Texte présenté:
# # # # #

Alexandre Gauthier est l’un des chefs français les plus en vue de sa génération. Après avoir repris le restaurant de son père en 2003, le jeune chef a repensé les lieux pour faire de La Grenouillère (Madelaine-sous-Montreuil) “beaucoup plus qu’un grand restaurant”, mais une “maison de liberté et d’expression pour ceux qui l’habitent et la vivent” avec lui.
Détenteur de deux étoiles au Guide Michelin et “cuisinier de l’année 2016” selon le Gault&Millau, le jeune chef “pratique une cuisine d’auteur, singulière et sincère [...] proposant [sa] vision d’un goût et d’un territoire”, celui de la Côte d’Opale. En clair, une “cuisine contemporaine de souche et de racine françaises, libérée de ses certitudes et de ses a priori.”
Comme en a témoigné sa participation au repas de la COP21 en 2015, Alexandre Gauthier est également un chef concerné par les problématiques environnementales. Un engagement qu’il a de nouveau confirmé les 5 et 6 juin dernier lors de la Steinbeisser’s Experimental Gastronomy, un événement culinaire basé à Amsterdam qui “explore de nouvelles façons de manger” plus consciencieuses.
“Quand Martin Kullik, l’organisateur de l’événement, m’a demandé d’y participer, j’ai tout de suite accepté. J’avais déjà eu connaissance des précédents dîners et il choisit toujours des chefs que j’admire ou dont je suis très proche, donc c’était plutôt chouette d’être choisi à mon tour”, nous confie le chef. “De plus, il y avait un beau challenge à relever : celui de préparer un menu vegan, qui n’est pas mon sujet au quotidien à La Grenouillère. Ca m’a permis de bouger mes lignes habituelles et mes certitudes. J’ai commencé à réfléchir à des plats six à huit mois avant le jour-J et j’ai noté mes idées dans mon petit carnet. Trois semaines avant l’événement, on a finalement testé la mise en place pour vérifier si tout cela était réalisable. C’était un super exercice pour moi et mes équipes !”

# # # # #

Données fournies:
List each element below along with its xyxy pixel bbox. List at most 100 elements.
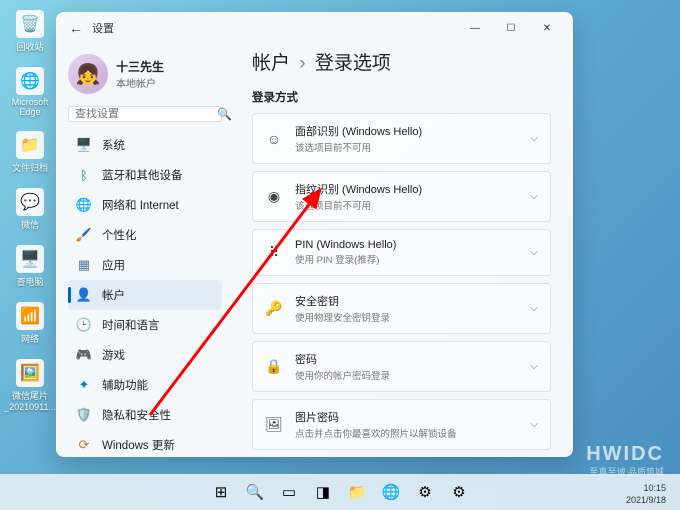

# # # # #

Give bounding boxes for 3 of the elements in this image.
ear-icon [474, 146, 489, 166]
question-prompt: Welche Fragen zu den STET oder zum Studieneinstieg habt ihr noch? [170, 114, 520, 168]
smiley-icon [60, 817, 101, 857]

# # # # #

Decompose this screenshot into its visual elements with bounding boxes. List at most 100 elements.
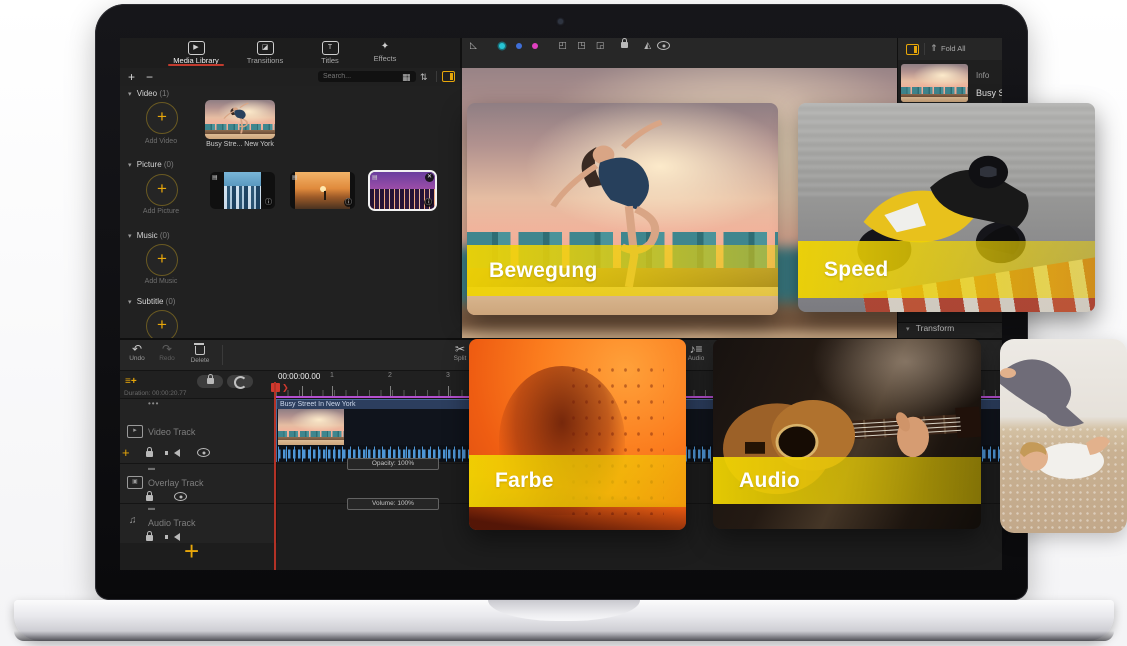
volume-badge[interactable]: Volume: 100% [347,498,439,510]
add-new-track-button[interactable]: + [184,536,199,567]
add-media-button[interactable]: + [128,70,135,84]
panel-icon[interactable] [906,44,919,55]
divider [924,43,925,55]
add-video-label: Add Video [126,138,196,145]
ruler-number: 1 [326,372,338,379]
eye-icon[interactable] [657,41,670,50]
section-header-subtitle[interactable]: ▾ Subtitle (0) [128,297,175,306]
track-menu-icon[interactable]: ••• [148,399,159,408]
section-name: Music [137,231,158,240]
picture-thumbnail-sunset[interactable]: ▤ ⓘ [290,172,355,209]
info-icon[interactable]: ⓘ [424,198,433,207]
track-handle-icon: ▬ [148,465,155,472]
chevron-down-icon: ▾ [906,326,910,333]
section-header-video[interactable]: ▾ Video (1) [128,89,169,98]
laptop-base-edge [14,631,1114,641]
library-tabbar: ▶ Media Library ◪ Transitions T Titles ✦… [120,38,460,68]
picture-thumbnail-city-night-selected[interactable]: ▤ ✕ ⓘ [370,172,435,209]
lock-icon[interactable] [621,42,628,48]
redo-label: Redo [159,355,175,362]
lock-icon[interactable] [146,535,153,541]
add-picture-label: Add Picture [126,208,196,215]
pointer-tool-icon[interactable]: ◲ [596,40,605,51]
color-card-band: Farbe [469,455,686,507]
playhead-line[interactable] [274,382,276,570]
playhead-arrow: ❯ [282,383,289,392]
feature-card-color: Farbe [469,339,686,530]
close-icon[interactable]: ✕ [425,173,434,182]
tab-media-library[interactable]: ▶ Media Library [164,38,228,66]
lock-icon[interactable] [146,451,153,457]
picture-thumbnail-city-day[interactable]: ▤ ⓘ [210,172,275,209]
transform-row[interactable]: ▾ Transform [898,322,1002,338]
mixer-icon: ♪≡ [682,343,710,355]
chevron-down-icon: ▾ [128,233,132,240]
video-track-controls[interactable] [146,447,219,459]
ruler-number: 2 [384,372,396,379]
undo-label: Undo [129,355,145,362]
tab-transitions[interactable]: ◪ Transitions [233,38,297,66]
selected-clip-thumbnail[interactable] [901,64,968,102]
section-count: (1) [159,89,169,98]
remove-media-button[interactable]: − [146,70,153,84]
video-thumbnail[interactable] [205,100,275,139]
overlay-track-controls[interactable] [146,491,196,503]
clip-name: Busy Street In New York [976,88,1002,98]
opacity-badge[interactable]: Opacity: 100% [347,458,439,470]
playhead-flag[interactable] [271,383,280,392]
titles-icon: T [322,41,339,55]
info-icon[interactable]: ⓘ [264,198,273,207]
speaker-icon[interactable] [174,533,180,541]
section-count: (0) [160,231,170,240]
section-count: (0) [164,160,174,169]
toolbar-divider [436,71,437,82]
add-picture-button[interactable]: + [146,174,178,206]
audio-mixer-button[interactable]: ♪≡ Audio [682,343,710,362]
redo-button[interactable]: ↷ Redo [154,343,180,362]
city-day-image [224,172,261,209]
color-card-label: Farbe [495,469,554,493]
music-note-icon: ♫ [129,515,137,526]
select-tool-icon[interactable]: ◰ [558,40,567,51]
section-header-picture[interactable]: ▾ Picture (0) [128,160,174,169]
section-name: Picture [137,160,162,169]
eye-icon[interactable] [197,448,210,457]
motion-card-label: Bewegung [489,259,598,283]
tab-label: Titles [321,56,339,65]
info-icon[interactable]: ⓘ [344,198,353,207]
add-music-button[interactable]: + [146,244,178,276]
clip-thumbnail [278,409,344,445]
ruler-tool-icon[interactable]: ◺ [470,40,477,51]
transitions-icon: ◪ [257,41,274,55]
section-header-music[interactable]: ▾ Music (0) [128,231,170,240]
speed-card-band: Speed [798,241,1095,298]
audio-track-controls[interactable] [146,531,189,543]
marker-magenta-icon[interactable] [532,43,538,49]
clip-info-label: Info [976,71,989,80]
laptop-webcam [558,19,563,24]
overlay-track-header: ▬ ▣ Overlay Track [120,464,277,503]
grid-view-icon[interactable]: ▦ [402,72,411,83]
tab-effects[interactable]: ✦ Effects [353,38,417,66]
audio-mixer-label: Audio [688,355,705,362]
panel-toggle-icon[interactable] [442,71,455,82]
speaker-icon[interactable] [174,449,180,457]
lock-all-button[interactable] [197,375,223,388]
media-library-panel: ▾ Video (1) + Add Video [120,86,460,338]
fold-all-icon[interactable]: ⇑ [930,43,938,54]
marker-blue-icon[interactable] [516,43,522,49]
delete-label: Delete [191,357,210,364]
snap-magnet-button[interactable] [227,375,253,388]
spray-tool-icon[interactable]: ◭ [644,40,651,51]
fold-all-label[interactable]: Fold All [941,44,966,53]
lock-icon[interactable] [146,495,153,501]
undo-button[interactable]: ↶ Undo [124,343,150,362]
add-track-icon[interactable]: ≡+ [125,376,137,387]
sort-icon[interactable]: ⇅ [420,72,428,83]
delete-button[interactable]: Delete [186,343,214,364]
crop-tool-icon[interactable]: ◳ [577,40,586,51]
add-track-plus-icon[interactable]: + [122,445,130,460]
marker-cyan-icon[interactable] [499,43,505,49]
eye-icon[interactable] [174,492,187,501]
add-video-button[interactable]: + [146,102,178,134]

# # # # #

À faire:
**a.** D’après le texte sur Alexandre Gauthier, en quelle année le chef a-t-il repris le restaurant de son père ?
**b.** Indiquez si chacune des affirmations suivantes s’accorde avec le texte sur Alexandre Gauthier, en citant les mots décisifs du texte. (i) Le chef détient trois étoiles au Guide Michelin. (ii) La Steinbeisser’s Experimental Gastronomy est un événement basé à Amsterdam. (iii) La cuisine vegan fait partie du quotidien du chef à La Grenouillère.
**c.** Présentez sous forme de liste le paragraphe du texte sur Alexandre Gauthier qui commence par « Comme en a témoigné », en conservant ses faits essentiels.

Corrigé:
**a.** En 2003.

**b.**
(i) Non : « Détenteur de deux étoiles au Guide Michelin ».
(ii) Oui : « un événement culinaire basé à Amsterdam ».
(iii) Non : « qui n’est pas mon sujet au quotidien à La Grenouillère ».

**c.**
- Alexandre Gauthier est un chef concerné par les problématiques environnementales.
- Il l’a montré en participant au repas de la COP21 en 2015.
- Il a confirmé cet engagement les 5 et 6 juin dernier à la Steinbeisser’s Experimental Gastronomy.
- Cet événement culinaire, basé à Amsterdam, explore de nouvelles façons de manger, plus consciencieuses.